STATED GOAL: Read the lines that follow and pick out every one containing the word "JSON".

## start SOURCE DATA

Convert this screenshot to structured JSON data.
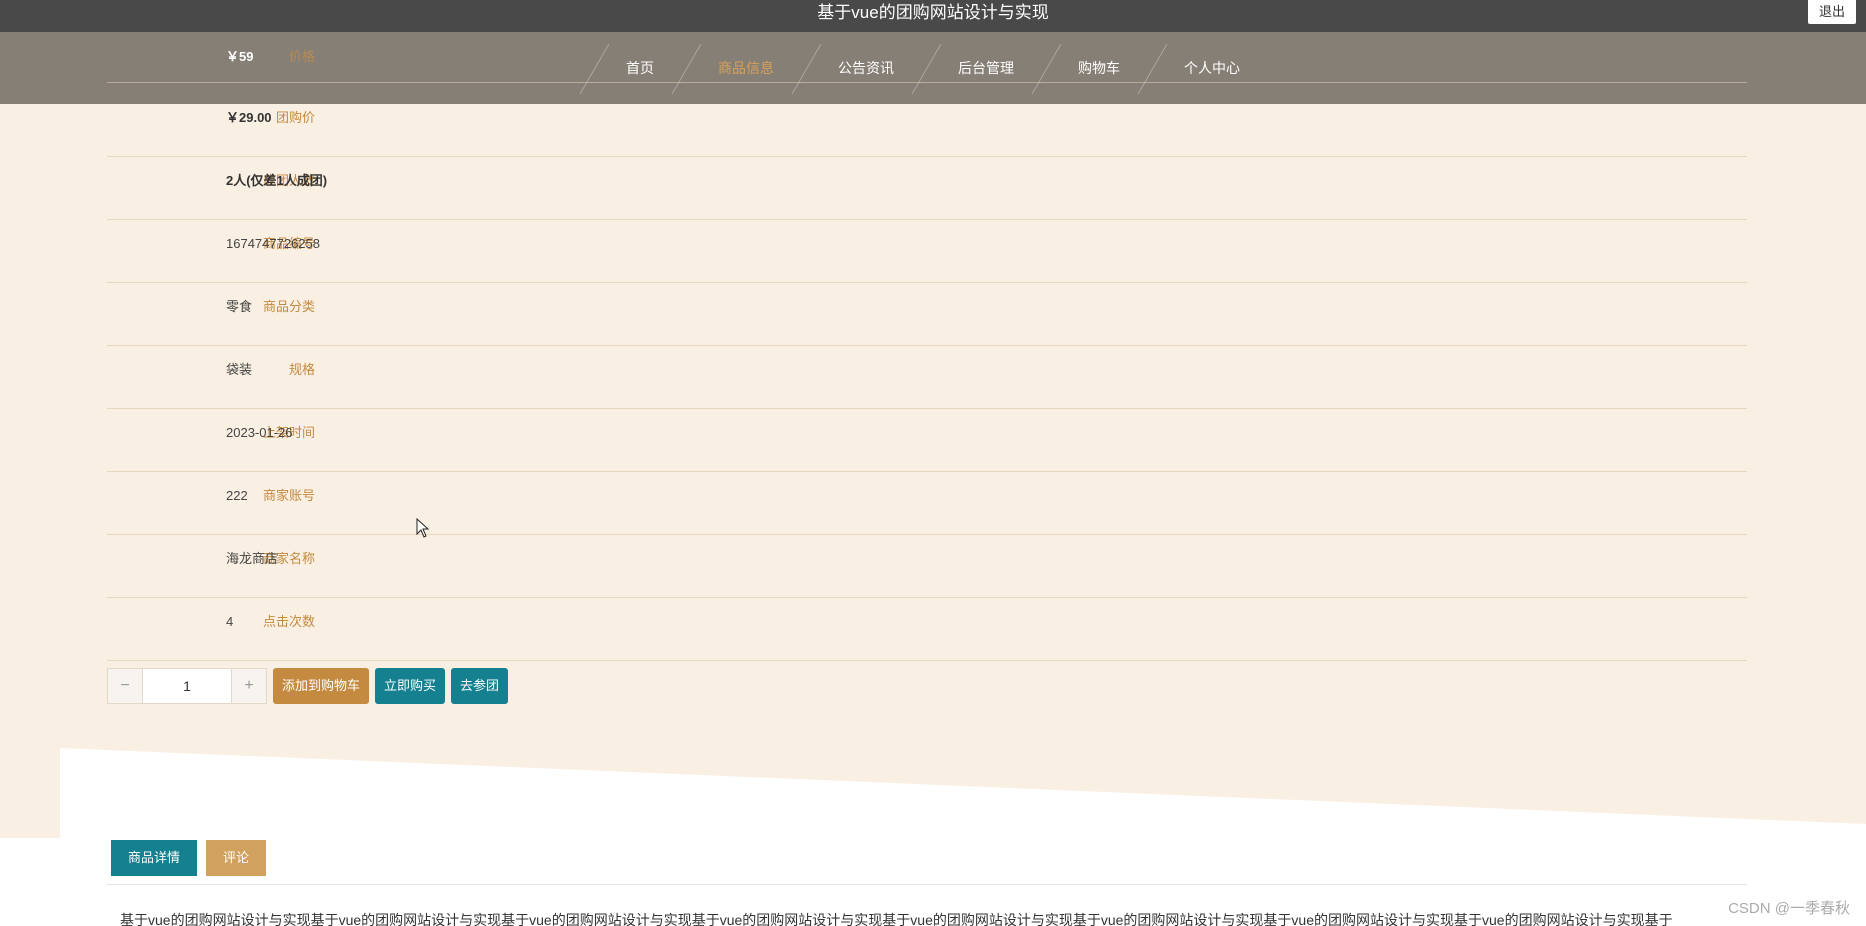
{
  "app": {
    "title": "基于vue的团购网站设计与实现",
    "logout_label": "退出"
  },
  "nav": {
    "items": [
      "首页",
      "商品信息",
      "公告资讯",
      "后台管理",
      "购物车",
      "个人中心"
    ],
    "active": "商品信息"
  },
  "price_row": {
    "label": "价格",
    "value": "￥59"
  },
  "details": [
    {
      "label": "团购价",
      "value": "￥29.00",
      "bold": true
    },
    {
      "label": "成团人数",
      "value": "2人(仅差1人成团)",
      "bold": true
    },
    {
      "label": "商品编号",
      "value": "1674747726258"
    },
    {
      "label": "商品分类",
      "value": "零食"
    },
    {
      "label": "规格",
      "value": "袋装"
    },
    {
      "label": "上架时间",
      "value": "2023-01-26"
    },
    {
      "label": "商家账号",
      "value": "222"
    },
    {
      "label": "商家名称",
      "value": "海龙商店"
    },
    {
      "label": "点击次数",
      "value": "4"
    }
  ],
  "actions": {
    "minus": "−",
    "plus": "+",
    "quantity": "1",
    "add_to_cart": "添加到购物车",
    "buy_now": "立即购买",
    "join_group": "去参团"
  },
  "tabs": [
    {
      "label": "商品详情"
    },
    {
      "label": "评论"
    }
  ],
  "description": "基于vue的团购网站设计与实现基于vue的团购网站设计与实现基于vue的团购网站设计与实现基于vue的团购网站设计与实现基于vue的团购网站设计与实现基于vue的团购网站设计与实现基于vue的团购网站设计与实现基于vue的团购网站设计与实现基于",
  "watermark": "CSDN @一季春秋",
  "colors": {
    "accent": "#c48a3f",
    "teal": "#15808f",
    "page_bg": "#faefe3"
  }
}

## end SOURCE DATA
## start SOURCE DATA

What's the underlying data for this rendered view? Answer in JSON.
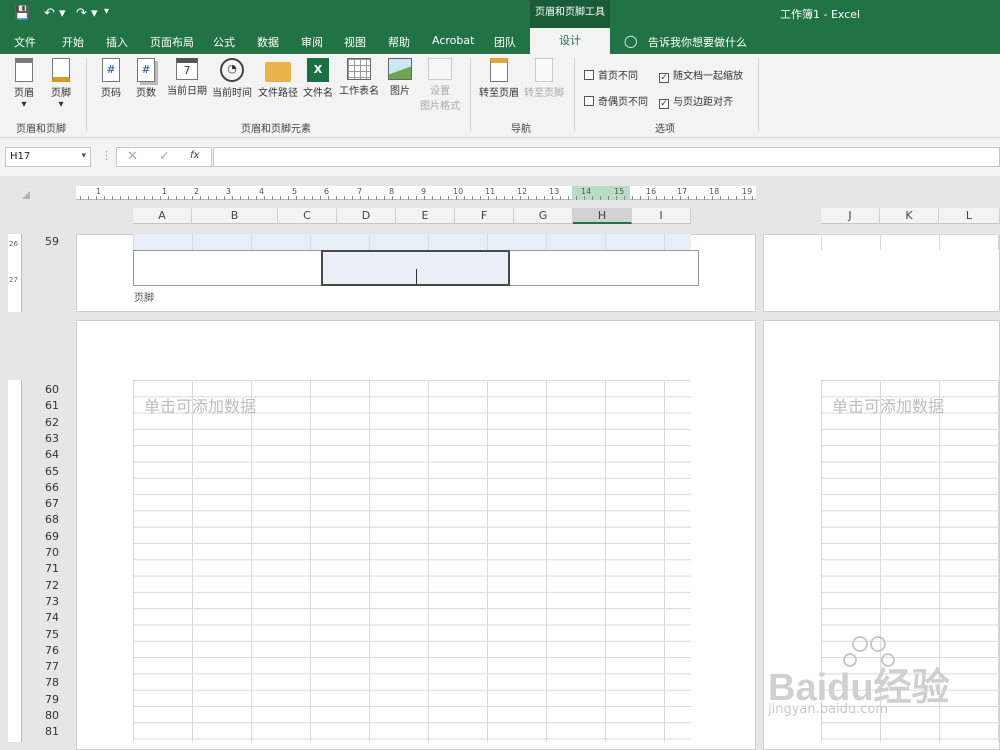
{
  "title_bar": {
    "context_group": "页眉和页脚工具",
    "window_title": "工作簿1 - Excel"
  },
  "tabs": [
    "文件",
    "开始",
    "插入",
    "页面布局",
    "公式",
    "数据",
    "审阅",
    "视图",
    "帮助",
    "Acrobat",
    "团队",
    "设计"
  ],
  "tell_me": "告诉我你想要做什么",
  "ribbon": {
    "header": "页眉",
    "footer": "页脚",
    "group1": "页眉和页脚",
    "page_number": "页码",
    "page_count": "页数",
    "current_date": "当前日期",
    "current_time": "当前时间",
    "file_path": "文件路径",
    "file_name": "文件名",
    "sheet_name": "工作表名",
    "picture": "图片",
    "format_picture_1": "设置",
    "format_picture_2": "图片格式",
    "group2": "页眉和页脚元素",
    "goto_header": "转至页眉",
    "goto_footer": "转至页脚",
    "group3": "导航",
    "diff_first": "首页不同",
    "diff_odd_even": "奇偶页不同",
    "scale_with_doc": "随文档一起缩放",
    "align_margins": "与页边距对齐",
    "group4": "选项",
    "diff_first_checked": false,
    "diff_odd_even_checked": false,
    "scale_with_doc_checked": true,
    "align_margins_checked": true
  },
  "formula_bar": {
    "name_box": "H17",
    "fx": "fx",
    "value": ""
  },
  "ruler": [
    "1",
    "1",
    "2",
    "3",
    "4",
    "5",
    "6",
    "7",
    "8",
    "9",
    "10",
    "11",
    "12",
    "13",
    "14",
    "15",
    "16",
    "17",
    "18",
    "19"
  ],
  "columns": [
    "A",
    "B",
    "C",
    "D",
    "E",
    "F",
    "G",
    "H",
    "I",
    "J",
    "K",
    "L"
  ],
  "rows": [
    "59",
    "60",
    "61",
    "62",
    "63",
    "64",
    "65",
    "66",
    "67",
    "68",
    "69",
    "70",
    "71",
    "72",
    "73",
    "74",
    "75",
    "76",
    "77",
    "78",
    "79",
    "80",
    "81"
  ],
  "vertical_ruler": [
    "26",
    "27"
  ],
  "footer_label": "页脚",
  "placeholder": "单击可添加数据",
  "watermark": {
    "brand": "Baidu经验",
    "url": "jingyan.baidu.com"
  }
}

## end SOURCE DATA

REPLY TO THE EXERCISE:
Convert this screenshot to structured JSON data.
What's the underlying data for this rendered view? Answer in JSON.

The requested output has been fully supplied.